-------- The data

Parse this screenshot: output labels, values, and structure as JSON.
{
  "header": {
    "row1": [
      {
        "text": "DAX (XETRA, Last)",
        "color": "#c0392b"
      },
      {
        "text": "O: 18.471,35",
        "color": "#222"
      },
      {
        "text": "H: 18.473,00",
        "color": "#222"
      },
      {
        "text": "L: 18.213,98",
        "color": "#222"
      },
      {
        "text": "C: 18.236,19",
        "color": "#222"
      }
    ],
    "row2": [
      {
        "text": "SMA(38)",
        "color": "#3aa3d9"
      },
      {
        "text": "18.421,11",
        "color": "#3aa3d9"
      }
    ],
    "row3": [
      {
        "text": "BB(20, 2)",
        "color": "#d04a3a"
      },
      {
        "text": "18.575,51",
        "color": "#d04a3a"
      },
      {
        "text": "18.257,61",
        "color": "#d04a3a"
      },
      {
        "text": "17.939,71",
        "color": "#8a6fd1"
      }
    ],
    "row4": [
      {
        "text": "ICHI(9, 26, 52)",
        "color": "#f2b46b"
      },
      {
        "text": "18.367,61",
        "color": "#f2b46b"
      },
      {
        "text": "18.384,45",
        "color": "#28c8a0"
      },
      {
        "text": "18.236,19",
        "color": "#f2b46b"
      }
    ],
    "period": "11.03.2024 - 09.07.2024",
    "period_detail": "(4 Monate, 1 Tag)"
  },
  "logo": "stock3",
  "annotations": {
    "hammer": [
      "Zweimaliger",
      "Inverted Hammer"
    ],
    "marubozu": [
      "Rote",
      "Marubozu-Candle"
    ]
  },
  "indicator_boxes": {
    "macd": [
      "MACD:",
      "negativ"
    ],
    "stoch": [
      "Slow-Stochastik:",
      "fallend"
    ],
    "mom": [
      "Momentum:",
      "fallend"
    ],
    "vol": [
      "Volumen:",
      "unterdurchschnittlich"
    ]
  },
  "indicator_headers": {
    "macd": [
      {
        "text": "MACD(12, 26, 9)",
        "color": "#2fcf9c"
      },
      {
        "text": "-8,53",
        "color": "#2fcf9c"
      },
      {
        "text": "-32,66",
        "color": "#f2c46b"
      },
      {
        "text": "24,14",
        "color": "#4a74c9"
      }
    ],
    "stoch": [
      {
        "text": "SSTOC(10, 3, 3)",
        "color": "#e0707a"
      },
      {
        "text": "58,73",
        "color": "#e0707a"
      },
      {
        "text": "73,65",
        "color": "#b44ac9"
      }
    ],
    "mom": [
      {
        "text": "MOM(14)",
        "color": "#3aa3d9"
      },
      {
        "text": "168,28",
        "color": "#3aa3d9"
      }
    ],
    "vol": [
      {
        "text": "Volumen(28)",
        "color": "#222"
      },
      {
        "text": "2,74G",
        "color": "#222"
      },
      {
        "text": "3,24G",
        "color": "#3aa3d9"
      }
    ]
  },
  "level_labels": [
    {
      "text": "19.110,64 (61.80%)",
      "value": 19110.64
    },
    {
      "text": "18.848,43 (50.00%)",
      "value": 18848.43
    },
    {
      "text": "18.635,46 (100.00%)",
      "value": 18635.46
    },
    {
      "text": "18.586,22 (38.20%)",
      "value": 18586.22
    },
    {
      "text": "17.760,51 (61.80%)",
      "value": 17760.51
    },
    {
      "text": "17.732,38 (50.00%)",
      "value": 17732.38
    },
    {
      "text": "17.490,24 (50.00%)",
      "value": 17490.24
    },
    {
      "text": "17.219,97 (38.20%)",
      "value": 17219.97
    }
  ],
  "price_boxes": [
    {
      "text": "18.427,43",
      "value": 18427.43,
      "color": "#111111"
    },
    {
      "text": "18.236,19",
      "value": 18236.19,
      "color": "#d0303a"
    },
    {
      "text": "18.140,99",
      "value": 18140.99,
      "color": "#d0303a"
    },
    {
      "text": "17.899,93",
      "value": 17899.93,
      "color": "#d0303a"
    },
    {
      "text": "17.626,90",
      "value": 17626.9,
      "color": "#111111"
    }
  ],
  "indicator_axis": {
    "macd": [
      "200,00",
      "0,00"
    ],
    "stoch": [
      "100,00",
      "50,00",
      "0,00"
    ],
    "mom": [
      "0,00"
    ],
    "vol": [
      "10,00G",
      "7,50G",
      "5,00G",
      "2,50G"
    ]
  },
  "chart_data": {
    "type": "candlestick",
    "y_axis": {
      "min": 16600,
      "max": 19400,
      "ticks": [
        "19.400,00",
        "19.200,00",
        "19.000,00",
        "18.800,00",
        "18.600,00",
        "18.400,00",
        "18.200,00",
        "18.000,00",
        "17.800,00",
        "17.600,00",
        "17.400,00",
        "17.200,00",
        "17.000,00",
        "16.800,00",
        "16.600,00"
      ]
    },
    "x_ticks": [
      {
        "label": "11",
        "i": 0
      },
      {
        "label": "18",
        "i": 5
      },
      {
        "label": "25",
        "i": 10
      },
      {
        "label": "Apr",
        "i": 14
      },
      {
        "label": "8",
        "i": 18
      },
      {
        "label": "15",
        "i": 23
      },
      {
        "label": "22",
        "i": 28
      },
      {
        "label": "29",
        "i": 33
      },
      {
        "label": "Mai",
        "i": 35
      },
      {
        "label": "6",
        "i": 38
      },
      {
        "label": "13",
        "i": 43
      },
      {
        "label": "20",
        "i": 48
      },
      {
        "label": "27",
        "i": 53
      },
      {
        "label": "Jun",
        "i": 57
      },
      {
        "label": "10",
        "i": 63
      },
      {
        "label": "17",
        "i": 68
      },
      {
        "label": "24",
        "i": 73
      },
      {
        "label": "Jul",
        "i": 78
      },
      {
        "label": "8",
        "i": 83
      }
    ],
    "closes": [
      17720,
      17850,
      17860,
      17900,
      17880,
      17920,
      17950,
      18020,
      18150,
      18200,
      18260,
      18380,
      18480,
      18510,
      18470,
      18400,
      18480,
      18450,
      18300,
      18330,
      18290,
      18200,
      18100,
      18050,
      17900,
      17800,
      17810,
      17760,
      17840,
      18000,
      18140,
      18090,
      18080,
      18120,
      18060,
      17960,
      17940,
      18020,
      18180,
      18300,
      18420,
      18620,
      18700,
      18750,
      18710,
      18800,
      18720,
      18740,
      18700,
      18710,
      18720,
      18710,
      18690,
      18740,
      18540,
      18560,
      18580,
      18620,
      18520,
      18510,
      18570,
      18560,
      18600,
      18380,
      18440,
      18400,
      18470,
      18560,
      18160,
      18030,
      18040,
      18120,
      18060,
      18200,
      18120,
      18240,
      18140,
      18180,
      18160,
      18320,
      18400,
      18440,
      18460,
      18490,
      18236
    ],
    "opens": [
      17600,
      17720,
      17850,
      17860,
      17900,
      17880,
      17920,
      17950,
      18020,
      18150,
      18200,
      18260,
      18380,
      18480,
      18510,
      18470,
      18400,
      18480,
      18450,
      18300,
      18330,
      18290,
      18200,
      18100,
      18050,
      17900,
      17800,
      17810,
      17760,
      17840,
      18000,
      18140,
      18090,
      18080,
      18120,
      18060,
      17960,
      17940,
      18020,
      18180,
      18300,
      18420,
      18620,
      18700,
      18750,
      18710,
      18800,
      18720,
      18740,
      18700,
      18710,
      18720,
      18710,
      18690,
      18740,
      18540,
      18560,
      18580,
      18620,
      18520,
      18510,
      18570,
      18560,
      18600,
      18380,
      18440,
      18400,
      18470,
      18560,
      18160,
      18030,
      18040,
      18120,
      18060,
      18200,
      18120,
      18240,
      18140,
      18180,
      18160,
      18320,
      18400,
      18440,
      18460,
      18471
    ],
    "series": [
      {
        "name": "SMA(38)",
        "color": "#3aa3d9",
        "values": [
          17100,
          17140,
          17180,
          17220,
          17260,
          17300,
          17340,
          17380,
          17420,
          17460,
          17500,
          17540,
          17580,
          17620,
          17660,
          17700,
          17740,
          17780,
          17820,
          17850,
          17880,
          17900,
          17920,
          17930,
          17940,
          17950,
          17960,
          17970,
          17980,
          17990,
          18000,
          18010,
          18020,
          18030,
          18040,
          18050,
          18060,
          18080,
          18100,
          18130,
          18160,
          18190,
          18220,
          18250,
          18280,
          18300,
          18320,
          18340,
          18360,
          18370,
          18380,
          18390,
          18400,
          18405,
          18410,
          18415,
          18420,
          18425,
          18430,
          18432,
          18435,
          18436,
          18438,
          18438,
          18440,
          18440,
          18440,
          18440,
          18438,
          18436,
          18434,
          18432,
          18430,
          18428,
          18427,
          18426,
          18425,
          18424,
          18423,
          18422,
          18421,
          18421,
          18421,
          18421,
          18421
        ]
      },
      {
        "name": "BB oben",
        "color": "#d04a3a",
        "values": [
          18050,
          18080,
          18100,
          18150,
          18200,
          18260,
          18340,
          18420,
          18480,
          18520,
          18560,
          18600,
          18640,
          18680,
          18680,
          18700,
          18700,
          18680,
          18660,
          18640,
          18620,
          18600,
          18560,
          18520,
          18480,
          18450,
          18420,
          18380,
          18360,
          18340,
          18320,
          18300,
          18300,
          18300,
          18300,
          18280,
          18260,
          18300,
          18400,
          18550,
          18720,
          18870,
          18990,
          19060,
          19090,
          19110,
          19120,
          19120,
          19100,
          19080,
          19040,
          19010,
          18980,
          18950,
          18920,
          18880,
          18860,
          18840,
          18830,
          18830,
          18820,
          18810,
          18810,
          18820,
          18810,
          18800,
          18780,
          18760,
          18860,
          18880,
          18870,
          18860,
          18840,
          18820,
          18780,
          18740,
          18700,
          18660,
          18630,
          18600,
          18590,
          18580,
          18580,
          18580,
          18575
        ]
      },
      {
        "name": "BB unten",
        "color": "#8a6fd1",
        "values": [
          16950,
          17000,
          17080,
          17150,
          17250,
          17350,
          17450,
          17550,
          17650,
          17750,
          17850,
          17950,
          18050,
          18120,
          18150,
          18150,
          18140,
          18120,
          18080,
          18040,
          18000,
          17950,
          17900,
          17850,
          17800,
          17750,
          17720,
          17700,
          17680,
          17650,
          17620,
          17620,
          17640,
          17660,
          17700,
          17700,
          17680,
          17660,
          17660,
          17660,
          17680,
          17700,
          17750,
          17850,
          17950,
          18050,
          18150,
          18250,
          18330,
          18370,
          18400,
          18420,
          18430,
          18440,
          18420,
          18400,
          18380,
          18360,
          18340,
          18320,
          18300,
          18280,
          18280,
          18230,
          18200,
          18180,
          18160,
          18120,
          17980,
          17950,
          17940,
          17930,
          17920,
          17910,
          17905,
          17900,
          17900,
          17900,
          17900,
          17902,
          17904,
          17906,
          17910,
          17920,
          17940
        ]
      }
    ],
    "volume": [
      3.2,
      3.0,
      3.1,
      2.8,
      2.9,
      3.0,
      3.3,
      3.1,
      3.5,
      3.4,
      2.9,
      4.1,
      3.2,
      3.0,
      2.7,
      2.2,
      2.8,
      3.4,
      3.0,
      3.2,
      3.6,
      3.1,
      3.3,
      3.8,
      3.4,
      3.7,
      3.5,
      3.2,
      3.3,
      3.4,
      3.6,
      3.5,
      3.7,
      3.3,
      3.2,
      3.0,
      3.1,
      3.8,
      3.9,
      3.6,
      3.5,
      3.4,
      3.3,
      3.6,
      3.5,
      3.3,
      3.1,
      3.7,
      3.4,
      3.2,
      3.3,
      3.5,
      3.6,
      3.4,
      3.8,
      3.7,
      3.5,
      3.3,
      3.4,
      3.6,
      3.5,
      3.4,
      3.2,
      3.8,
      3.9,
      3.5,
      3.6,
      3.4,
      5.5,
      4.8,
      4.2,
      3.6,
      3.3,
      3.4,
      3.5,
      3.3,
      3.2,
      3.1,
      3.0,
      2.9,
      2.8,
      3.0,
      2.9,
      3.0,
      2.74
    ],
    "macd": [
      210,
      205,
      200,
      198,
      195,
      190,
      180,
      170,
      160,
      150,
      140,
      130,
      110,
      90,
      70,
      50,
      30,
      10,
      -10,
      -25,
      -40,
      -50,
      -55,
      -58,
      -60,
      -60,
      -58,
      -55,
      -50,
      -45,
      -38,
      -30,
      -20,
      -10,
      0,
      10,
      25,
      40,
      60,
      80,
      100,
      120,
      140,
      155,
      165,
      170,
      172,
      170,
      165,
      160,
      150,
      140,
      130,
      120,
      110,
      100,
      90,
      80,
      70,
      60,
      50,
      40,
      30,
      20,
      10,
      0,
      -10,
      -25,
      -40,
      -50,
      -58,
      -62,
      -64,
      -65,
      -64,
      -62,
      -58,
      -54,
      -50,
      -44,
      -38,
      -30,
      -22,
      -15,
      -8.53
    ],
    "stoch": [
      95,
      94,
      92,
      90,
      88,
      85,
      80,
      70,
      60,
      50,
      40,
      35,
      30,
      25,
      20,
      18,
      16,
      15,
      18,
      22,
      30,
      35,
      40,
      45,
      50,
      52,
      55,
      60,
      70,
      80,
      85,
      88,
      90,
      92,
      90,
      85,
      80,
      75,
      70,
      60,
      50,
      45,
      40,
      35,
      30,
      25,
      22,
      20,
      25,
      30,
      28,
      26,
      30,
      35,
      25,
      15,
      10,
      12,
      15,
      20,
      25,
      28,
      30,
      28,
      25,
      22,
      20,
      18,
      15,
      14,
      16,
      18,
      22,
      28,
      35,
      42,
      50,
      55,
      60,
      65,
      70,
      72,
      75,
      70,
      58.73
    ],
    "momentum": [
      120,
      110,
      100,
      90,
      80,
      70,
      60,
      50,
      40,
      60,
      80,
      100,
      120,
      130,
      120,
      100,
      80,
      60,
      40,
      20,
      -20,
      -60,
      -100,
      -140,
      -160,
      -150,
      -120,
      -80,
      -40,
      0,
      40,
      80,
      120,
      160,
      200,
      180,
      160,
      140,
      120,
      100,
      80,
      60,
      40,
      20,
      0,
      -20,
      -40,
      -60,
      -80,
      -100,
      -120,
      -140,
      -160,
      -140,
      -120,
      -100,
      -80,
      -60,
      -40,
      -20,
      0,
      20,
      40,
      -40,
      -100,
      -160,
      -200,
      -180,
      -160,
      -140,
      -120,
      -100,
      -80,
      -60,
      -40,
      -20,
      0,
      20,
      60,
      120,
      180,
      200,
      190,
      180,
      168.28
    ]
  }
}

----------------

From the listing, copy each line containing the word "name".

        "name": "SMA(38)",
        "name": "BB oben",
        "name": "BB unten",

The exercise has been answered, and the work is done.